◆ **Task directions**: Identify every line in the records below that contains the word "document", and reproduce each one.

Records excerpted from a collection
━━━━━━━━━━━━━━━━━━━━━━━━━━━━━━

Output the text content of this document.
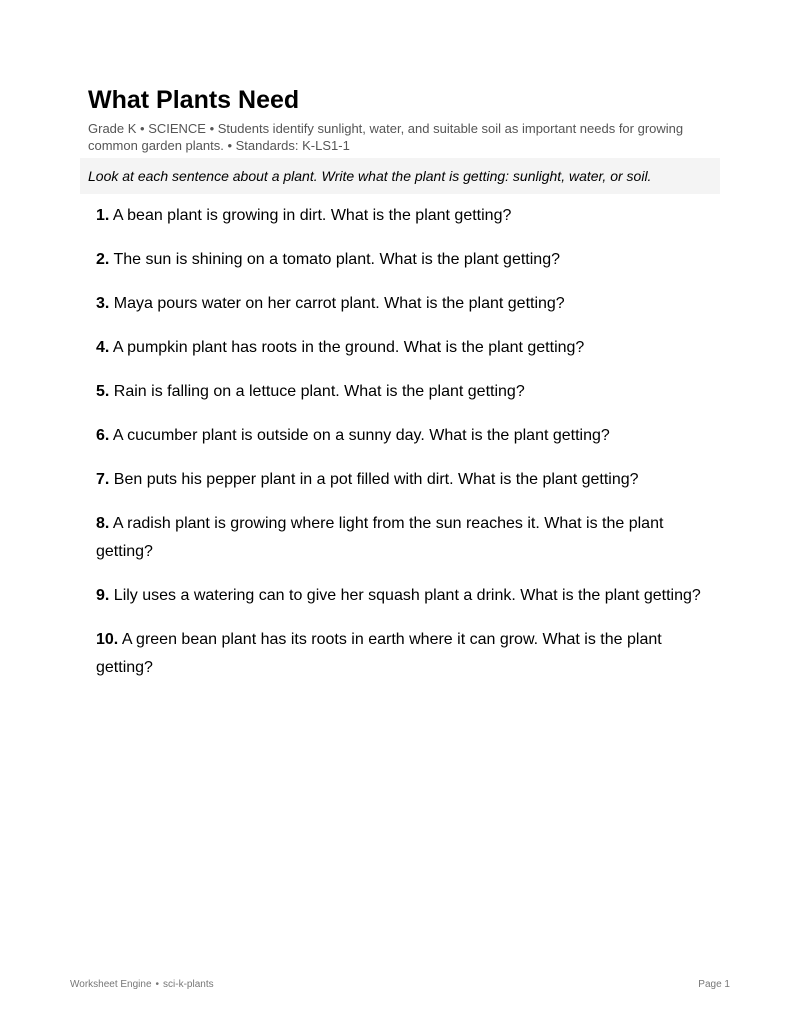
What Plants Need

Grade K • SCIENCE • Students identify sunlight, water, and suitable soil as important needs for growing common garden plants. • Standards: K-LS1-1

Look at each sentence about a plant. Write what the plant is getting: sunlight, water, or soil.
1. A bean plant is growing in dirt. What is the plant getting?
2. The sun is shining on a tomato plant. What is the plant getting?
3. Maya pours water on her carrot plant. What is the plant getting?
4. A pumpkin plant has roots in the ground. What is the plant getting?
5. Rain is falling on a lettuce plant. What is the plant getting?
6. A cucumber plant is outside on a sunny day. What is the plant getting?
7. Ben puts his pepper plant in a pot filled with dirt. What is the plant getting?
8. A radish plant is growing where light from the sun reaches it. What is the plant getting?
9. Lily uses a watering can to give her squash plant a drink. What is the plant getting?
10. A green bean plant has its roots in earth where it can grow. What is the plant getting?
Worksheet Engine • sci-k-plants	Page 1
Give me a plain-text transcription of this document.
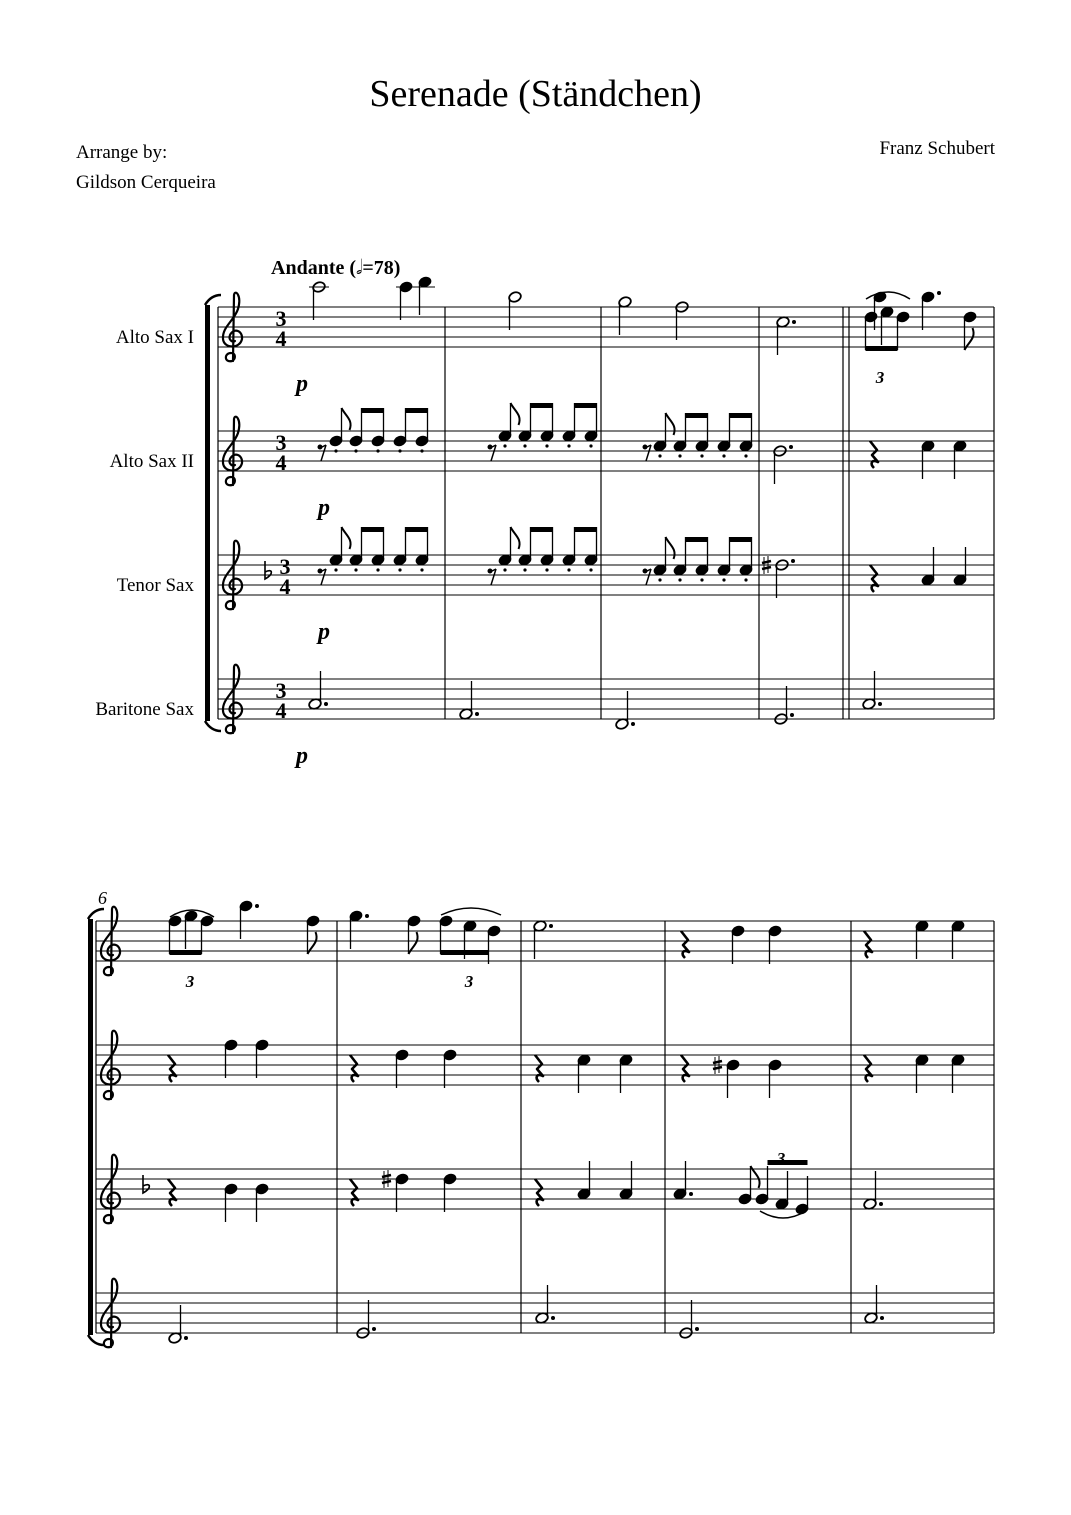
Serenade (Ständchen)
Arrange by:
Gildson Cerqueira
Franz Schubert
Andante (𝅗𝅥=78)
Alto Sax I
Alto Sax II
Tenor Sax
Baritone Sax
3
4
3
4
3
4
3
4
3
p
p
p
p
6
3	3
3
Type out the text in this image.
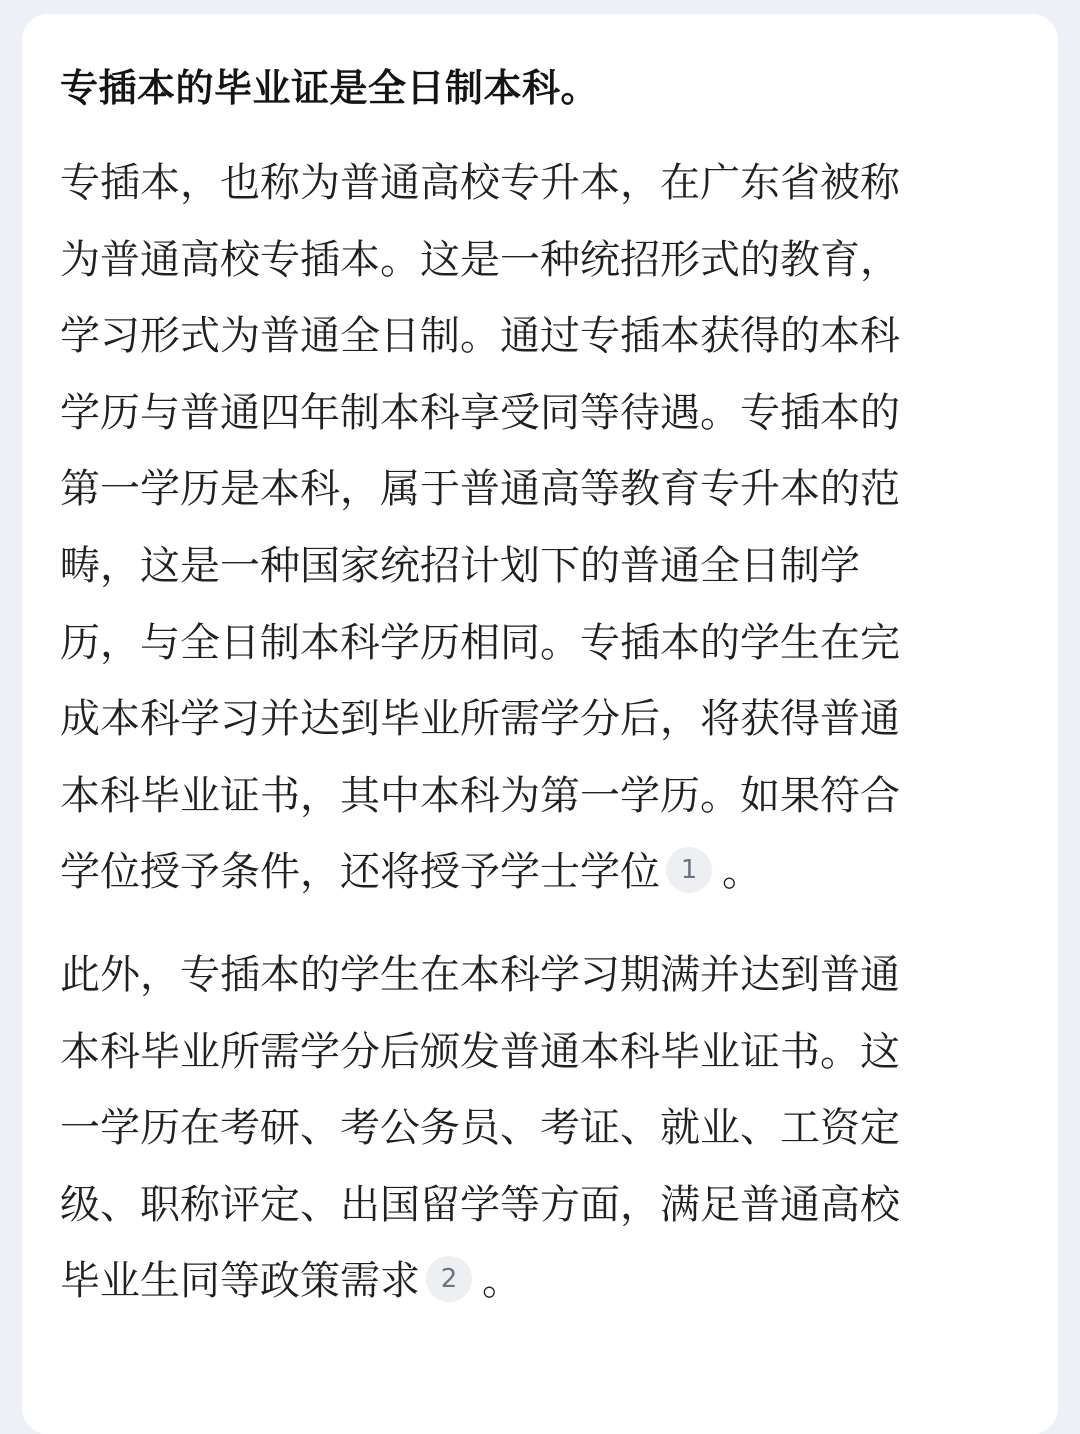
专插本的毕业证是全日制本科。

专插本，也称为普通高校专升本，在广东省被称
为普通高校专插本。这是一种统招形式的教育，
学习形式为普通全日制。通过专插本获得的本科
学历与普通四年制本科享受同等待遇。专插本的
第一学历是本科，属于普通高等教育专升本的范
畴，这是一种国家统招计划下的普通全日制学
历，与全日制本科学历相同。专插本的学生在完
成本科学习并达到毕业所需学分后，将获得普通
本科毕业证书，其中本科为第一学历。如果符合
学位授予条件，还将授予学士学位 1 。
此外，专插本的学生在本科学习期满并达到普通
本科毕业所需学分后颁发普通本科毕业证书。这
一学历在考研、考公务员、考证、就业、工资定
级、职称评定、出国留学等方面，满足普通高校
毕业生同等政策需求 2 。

━━━━━━━━━━━━━━━━━━━━━━━━━━━━━━

◆ **Exercise output**:
Output the text content of this document.
Give me a plain-text transcription of this document.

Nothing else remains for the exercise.